## [Exercise instructions]
Output every entry exactly as written, but omit the pictures.

☆ ☆ ☆ ☆ ☆

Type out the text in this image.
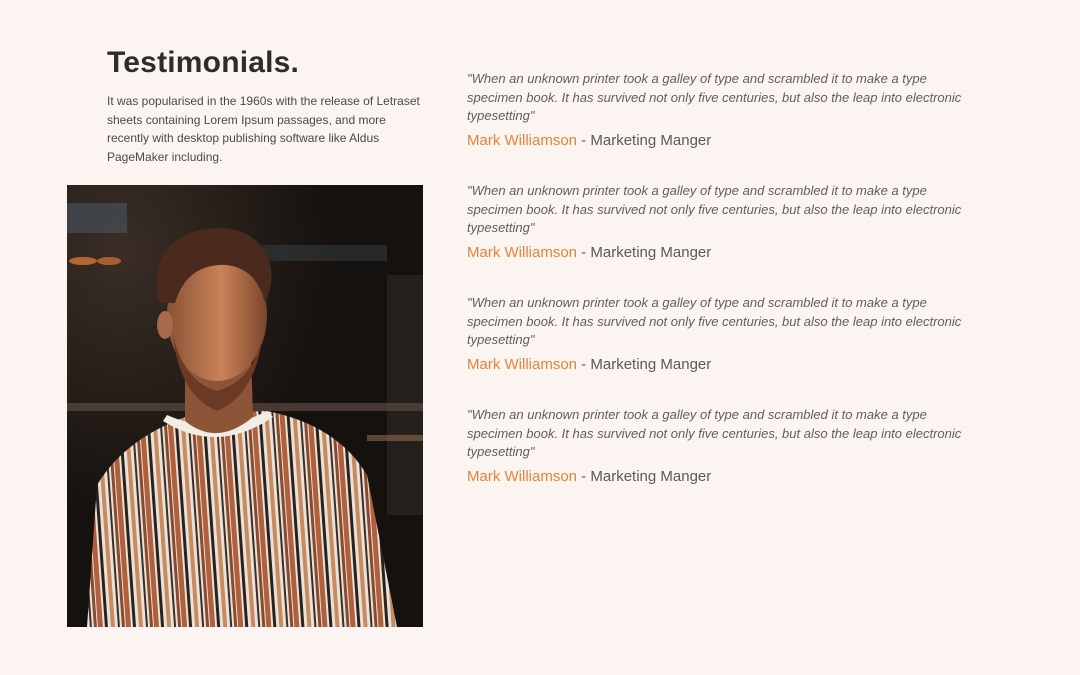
Testimonials.

It was popularised in the 1960s with the release of Letraset sheets containing Lorem Ipsum passages, and more recently with desktop publishing software like Aldus PageMaker including.

"When an unknown printer took a galley of type and scrambled it to make a type specimen book. It has survived not only five centuries, but also the leap into electronic typesetting"

Mark Williamson - Marketing Manger

"When an unknown printer took a galley of type and scrambled it to make a type specimen book. It has survived not only five centuries, but also the leap into electronic typesetting"

Mark Williamson - Marketing Manger

"When an unknown printer took a galley of type and scrambled it to make a type specimen book. It has survived not only five centuries, but also the leap into electronic typesetting"

Mark Williamson - Marketing Manger

"When an unknown printer took a galley of type and scrambled it to make a type specimen book. It has survived not only five centuries, but also the leap into electronic typesetting"

Mark Williamson - Marketing Manger
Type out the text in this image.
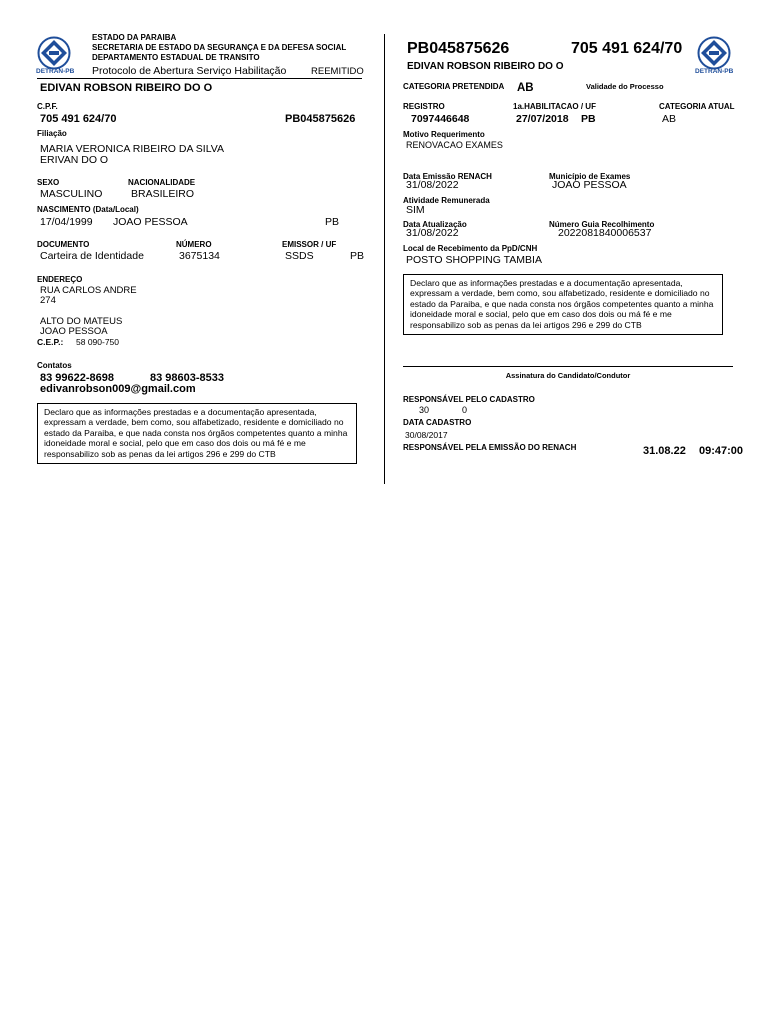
DETRAN-PB
ESTADO DA PARAIBA
SECRETARIA DE ESTADO DA SEGURANÇA E DA DEFESA SOCIAL
DEPARTAMENTO ESTADUAL DE TRANSITO
Protocolo de Abertura Serviço Habilitação	REEMITIDO
EDIVAN ROBSON RIBEIRO DO O
C.P.F.
705 491 624/70	PB045875626
Filiação
MARIA VERONICA RIBEIRO DA SILVA
ERIVAN DO O
SEXO	NACIONALIDADE
MASCULINO	BRASILEIRO
NASCIMENTO (Data/Local)
17/04/1999 JOAO PESSOA	PB
DOCUMENTO	NÚMERO	EMISSOR / UF
Carteira de Identidade	3675134	SSDS	PB
ENDEREÇO
RUA CARLOS ANDRE
274
ALTO DO MATEUS
JOAO PESSOA
C.E.P.: 58 090-750
Contatos
83 99622-8698	83 98603-8533
edivanrobson009@gmail.com
Declaro que as informações prestadas e a documentação apresentada, expressam a verdade, bem como, sou alfabetizado, residente e domiciliado no estado da Paraiba, e que nada consta nos órgãos competentes quanto a minha idoneidade moral e social, pelo que em caso dos dois ou má fé e me responsabilizo sob as penas da lei artigos 296 e 299 do CTB
PB045875626	705 491 624/70
DETRAN-PB
EDIVAN ROBSON RIBEIRO DO O
CATEGORIA PRETENDIDA AB	Validade do Processo
REGISTRO	1a.HABILITACAO / UF	CATEGORIA ATUAL
7097446648	27/07/2018 PB	AB
Motivo Requerimento
RENOVACAO EXAMES
Data Emissão RENACH	Município de Exames
31/08/2022	JOAO PESSOA
Atividade Remunerada
SIM
Data Atualização	Número Guia Recolhimento
31/08/2022	2022081840006537
Local de Recebimento da PpD/CNH
POSTO SHOPPING TAMBIA
Declaro que as informações prestadas e a documentação apresentada, expressam a verdade, bem como, sou alfabetizado, residente e domiciliado no estado da Paraiba, e que nada consta nos órgãos competentes quanto a minha idoneidade moral e social, pelo que em caso dos dois ou má fé e me responsabilizo sob as penas da lei artigos 296 e 299 do CTB
Assinatura do Candidato/Condutor
RESPONSÁVEL PELO CADASTRO
30	0
DATA CADASTRO
30/08/2017
RESPONSÁVEL PELA EMISSÃO DO RENACH	31.08.22 09:47:00
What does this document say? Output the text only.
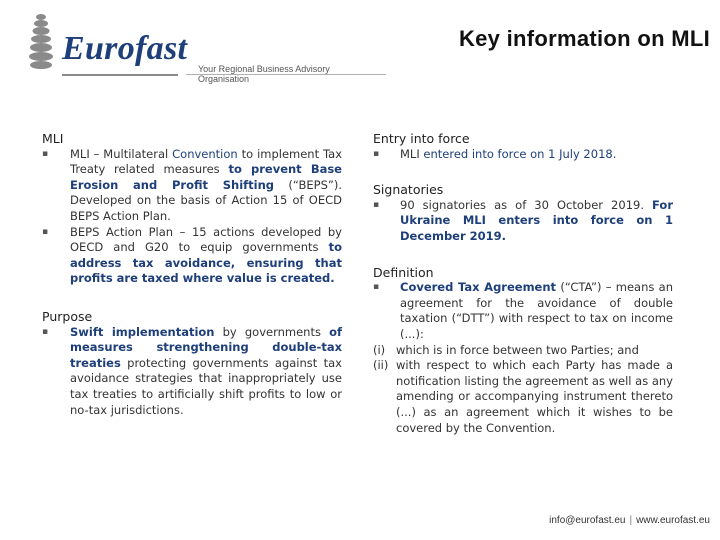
Eurofast
Your Regional Business Advisory Organisation
Key information on MLI

MLI

▪ MLI – Multilateral Convention to implement Tax Treaty related measures to prevent Base Erosion and Profit Shifting (“BEPS”). Developed on the basis of Action 15 of OECD BEPS Action Plan.
▪ BEPS Action Plan – 15 actions developed by OECD and G20 to equip governments to address tax avoidance, ensuring that profits are taxed where value is created.

Purpose

▪ Swift implementation by governments of measures strengthening double-tax treaties protecting governments against tax avoidance strategies that inappropriately use tax treaties to artificially shift profits to low or no-tax jurisdictions.

Entry into force

▪ MLI entered into force on 1 July 2018.

Signatories

▪ 90 signatories as of 30 October 2019. For Ukraine MLI enters into force on 1 December 2019.

Definition

▪ Covered Tax Agreement (“CTA”) – means an agreement for the avoidance of double taxation (“DTT”) with respect to tax on income (...):
(i) which is in force between two Parties; and
(ii) with respect to which each Party has made a notification listing the agreement as well as any amending or accompanying instrument thereto (...) as an agreement which it wishes to be covered by the Convention.
info@eurofast.eu | www.eurofast.eu
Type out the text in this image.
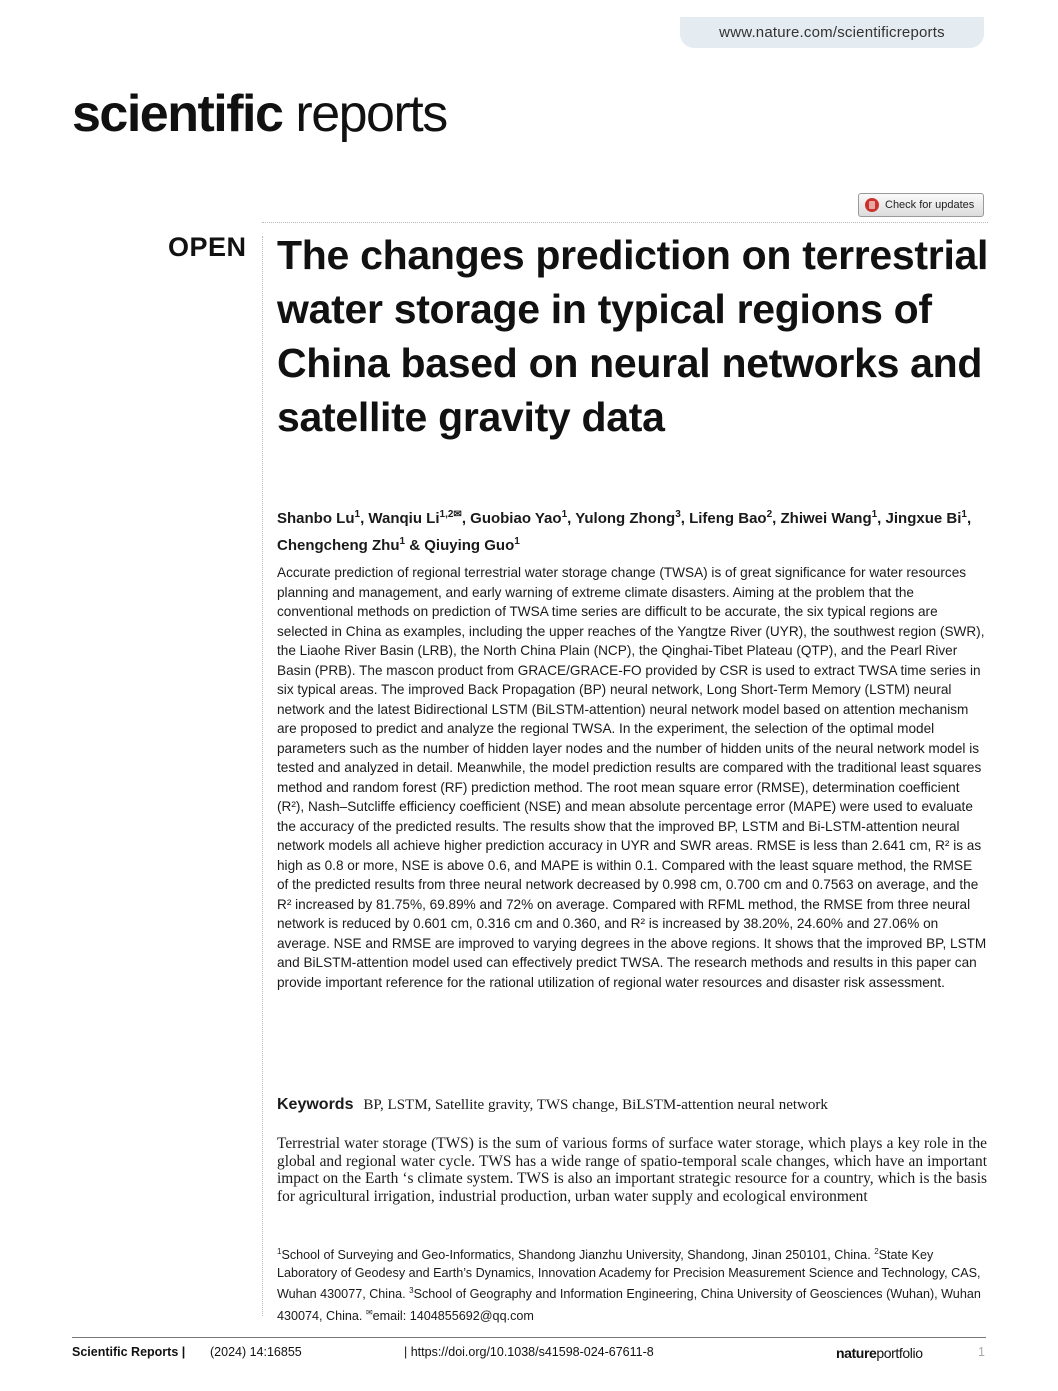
www.nature.com/scientificreports
scientific reports
Check for updates
OPEN The changes prediction on terrestrial water storage in typical regions of China based on neural networks and satellite gravity data

Shanbo Lu$^1$, Wanqiu $Li^{1,2✉}$, Guobiao Yao$^1$, Yulong Zhong$^3$, Lifeng Bao$^2$, Zhiwei Wang$^1$, Jingxue Bi$^1$, Chengcheng Zhu$^1$ & Qiuying Guo$^1$

Accurate prediction of regional terrestrial water storage change (TWSA) is of great significance for water resources planning and management, and early warning of extreme climate disasters. Aiming at the problem that the conventional methods on prediction of TWSA time series are difficult to be accurate, the six typical regions are selected in China as examples, including the upper reaches of the Yangtze River (UYR), the southwest region (SWR), the Liaohe River Basin (LRB), the North China Plain (NCP), the Qinghai-Tibet Plateau (QTP), and the Pearl River Basin (PRB). The mascon product from GRACE/GRACE-FO provided by CSR is used to extract TWSA time series in six typical areas. The improved Back Propagation (BP) neural network, Long Short-Term Memory (LSTM) neural network and the latest Bidirectional LSTM (BiLSTM-attention) neural network model based on attention mechanism are proposed to predict and analyze the regional TWSA. In the experiment, the selection of the optimal model parameters such as the number of hidden layer nodes and the number of hidden units of the neural network model is tested and analyzed in detail. Meanwhile, the model prediction results are compared with the traditional least squares method and random forest (RF) prediction method. The root mean square error (RMSE), determination coefficient (R²), Nash–Sutcliffe efficiency coefficient (NSE) and mean absolute percentage error (MAPE) were used to evaluate the accuracy of the predicted results. The results show that the improved BP, LSTM and Bi-LSTM-attention neural network models all achieve higher prediction accuracy in UYR and SWR areas. RMSE is less than 2.641 cm, R² is as high as 0.8 or more, NSE is above 0.6, and MAPE is within 0.1. Compared with the least square method, the RMSE of the predicted results from three neural network decreased by 0.998 cm, 0.700 cm and 0.7563 on average, and the R² increased by 81.75%, 69.89% and 72% on average. Compared with RFML method, the RMSE from three neural network is reduced by 0.601 cm, 0.316 cm and 0.360, and R² is increased by 38.20%, 24.60% and 27.06% on average. NSE and RMSE are improved to varying degrees in the above regions. It shows that the improved BP, LSTM and BiLSTM-attention model used can effectively predict TWSA. The research methods and results in this paper can provide important reference for the rational utilization of regional water resources and disaster risk assessment.

Keywords BP, LSTM, Satellite gravity, TWS change, BiLSTM-attention neural network

Terrestrial water storage (TWS) is the sum of various forms of surface water storage, which plays a key role in the global and regional water cycle. TWS has a wide range of spatio-temporal scale changes, which have an important impact on the Earth ‘s climate system. TWS is also an important strategic resource for a country, which is the basis for agricultural irrigation, industrial production, urban water supply and ecological environment

$^1$School of Surveying and Geo-Informatics, Shandong Jianzhu University, Shandong, Jinan 250101, China. $^2$State Key Laboratory of Geodesy and Earth’s Dynamics, Innovation Academy for Precision Measurement Science and Technology, CAS, Wuhan 430077, China. $^3$School of Geography and Information Engineering, China University of Geosciences (Wuhan), Wuhan 430074, China. ✉email: 1404855692@qq.com

Scientific Reports | (2024) 14:16855	| https://doi.org/10.1038/s41598-024-67611-8	natureportfolio	1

☆ ☆ ☆ ☆ ☆

## [Correct result]
Type out the text in this image.
Testimonials.

It was popularised in the 1960s with the release of Letraset sheets containing Lorem Ipsum passages, and more recently with desktop publishing software like Aldus PageMaker including.

"When an unknown printer took a galley of type and scrambled it to make a type specimen book. It has survived not only five centuries, but also the leap into electronic typesetting"

Mark Williamson - Marketing Manger

"When an unknown printer took a galley of type and scrambled it to make a type specimen book. It has survived not only five centuries, but also the leap into electronic typesetting"

Mark Williamson - Marketing Manger

"When an unknown printer took a galley of type and scrambled it to make a type specimen book. It has survived not only five centuries, but also the leap into electronic typesetting"

Mark Williamson - Marketing Manger

"When an unknown printer took a galley of type and scrambled it to make a type specimen book. It has survived not only five centuries, but also the leap into electronic typesetting"

Mark Williamson - Marketing Manger
Type out the text in this image.
DETRAN-PB
ESTADO DA PARAIBA
SECRETARIA DE ESTADO DA SEGURANÇA E DA DEFESA SOCIAL
DEPARTAMENTO ESTADUAL DE TRANSITO
Protocolo de Abertura Serviço Habilitação	REEMITIDO
EDIVAN ROBSON RIBEIRO DO O
C.P.F.
705 491 624/70	PB045875626
Filiação
MARIA VERONICA RIBEIRO DA SILVA
ERIVAN DO O
SEXO	NACIONALIDADE
MASCULINO	BRASILEIRO
NASCIMENTO (Data/Local)
17/04/1999 JOAO PESSOA	PB
DOCUMENTO	NÚMERO	EMISSOR / UF
Carteira de Identidade	3675134	SSDS	PB
ENDEREÇO
RUA CARLOS ANDRE
274
ALTO DO MATEUS
JOAO PESSOA
C.E.P.: 58 090-750
Contatos
83 99622-8698	83 98603-8533
edivanrobson009@gmail.com
Declaro que as informações prestadas e a documentação apresentada, expressam a verdade, bem como, sou alfabetizado, residente e domiciliado no estado da Paraiba, e que nada consta nos órgãos competentes quanto a minha idoneidade moral e social, pelo que em caso dos dois ou má fé e me responsabilizo sob as penas da lei artigos 296 e 299 do CTB
PB045875626	705 491 624/70
DETRAN-PB
EDIVAN ROBSON RIBEIRO DO O
CATEGORIA PRETENDIDA AB	Validade do Processo
REGISTRO	1a.HABILITACAO / UF	CATEGORIA ATUAL
7097446648	27/07/2018 PB	AB
Motivo Requerimento
RENOVACAO EXAMES
Data Emissão RENACH	Município de Exames
31/08/2022	JOAO PESSOA
Atividade Remunerada
SIM
Data Atualização	Número Guia Recolhimento
31/08/2022	2022081840006537
Local de Recebimento da PpD/CNH
POSTO SHOPPING TAMBIA
Declaro que as informações prestadas e a documentação apresentada, expressam a verdade, bem como, sou alfabetizado, residente e domiciliado no estado da Paraiba, e que nada consta nos órgãos competentes quanto a minha idoneidade moral e social, pelo que em caso dos dois ou má fé e me responsabilizo sob as penas da lei artigos 296 e 299 do CTB
Assinatura do Candidato/Condutor
RESPONSÁVEL PELO CADASTRO
30	0
DATA CADASTRO
30/08/2017
RESPONSÁVEL PELA EMISSÃO DO RENACH	31.08.22 09:47:00
What does this document say? Output the text only.
Eurofast
Your Regional Business Advisory Organisation
Key information on MLI

MLI

▪ MLI – Multilateral Convention to implement Tax Treaty related measures to prevent Base Erosion and Profit Shifting (“BEPS”). Developed on the basis of Action 15 of OECD BEPS Action Plan.
▪ BEPS Action Plan – 15 actions developed by OECD and G20 to equip governments to address tax avoidance, ensuring that profits are taxed where value is created.

Purpose

▪ Swift implementation by governments of measures strengthening double-tax treaties protecting governments against tax avoidance strategies that inappropriately use tax treaties to artificially shift profits to low or no-tax jurisdictions.

Entry into force

▪ MLI entered into force on 1 July 2018.

Signatories

▪ 90 signatories as of 30 October 2019. For Ukraine MLI enters into force on 1 December 2019.

Definition

▪ Covered Tax Agreement (“CTA”) – means an agreement for the avoidance of double taxation (“DTT”) with respect to tax on income (...):
(i) which is in force between two Parties; and
(ii) with respect to which each Party has made a notification listing the agreement as well as any amending or accompanying instrument thereto (...) as an agreement which it wishes to be covered by the Convention.
info@eurofast.eu | www.eurofast.eu
Type out the text in this image.
www.nature.com/scientificreports
scientific reports
Check for updates
OPEN The changes prediction on terrestrial water storage in typical regions of China based on neural networks and satellite gravity data

Shanbo Lu$^1$, Wanqiu $Li^{1,2✉}$, Guobiao Yao$^1$, Yulong Zhong$^3$, Lifeng Bao$^2$, Zhiwei Wang$^1$, Jingxue Bi$^1$, Chengcheng Zhu$^1$ & Qiuying Guo$^1$

Accurate prediction of regional terrestrial water storage change (TWSA) is of great significance for water resources planning and management, and early warning of extreme climate disasters. Aiming at the problem that the conventional methods on prediction of TWSA time series are difficult to be accurate, the six typical regions are selected in China as examples, including the upper reaches of the Yangtze River (UYR), the southwest region (SWR), the Liaohe River Basin (LRB), the North China Plain (NCP), the Qinghai-Tibet Plateau (QTP), and the Pearl River Basin (PRB). The mascon product from GRACE/GRACE-FO provided by CSR is used to extract TWSA time series in six typical areas. The improved Back Propagation (BP) neural network, Long Short-Term Memory (LSTM) neural network and the latest Bidirectional LSTM (BiLSTM-attention) neural network model based on attention mechanism are proposed to predict and analyze the regional TWSA. In the experiment, the selection of the optimal model parameters such as the number of hidden layer nodes and the number of hidden units of the neural network model is tested and analyzed in detail. Meanwhile, the model prediction results are compared with the traditional least squares method and random forest (RF) prediction method. The root mean square error (RMSE), determination coefficient (R²), Nash–Sutcliffe efficiency coefficient (NSE) and mean absolute percentage error (MAPE) were used to evaluate the accuracy of the predicted results. The results show that the improved BP, LSTM and Bi-LSTM-attention neural network models all achieve higher prediction accuracy in UYR and SWR areas. RMSE is less than 2.641 cm, R² is as high as 0.8 or more, NSE is above 0.6, and MAPE is within 0.1. Compared with the least square method, the RMSE of the predicted results from three neural network decreased by 0.998 cm, 0.700 cm and 0.7563 on average, and the R² increased by 81.75%, 69.89% and 72% on average. Compared with RFML method, the RMSE from three neural network is reduced by 0.601 cm, 0.316 cm and 0.360, and R² is increased by 38.20%, 24.60% and 27.06% on average. NSE and RMSE are improved to varying degrees in the above regions. It shows that the improved BP, LSTM and BiLSTM-attention model used can effectively predict TWSA. The research methods and results in this paper can provide important reference for the rational utilization of regional water resources and disaster risk assessment.

Keywords BP, LSTM, Satellite gravity, TWS change, BiLSTM-attention neural network

Terrestrial water storage (TWS) is the sum of various forms of surface water storage, which plays a key role in the global and regional water cycle. TWS has a wide range of spatio-temporal scale changes, which have an important impact on the Earth ‘s climate system. TWS is also an important strategic resource for a country, which is the basis for agricultural irrigation, industrial production, urban water supply and ecological environment

$^1$School of Surveying and Geo-Informatics, Shandong Jianzhu University, Shandong, Jinan 250101, China. $^2$State Key Laboratory of Geodesy and Earth’s Dynamics, Innovation Academy for Precision Measurement Science and Technology, CAS, Wuhan 430077, China. $^3$School of Geography and Information Engineering, China University of Geosciences (Wuhan), Wuhan 430074, China. ✉email: 1404855692@qq.com

Scientific Reports | (2024) 14:16855	| https://doi.org/10.1038/s41598-024-67611-8	natureportfolio	1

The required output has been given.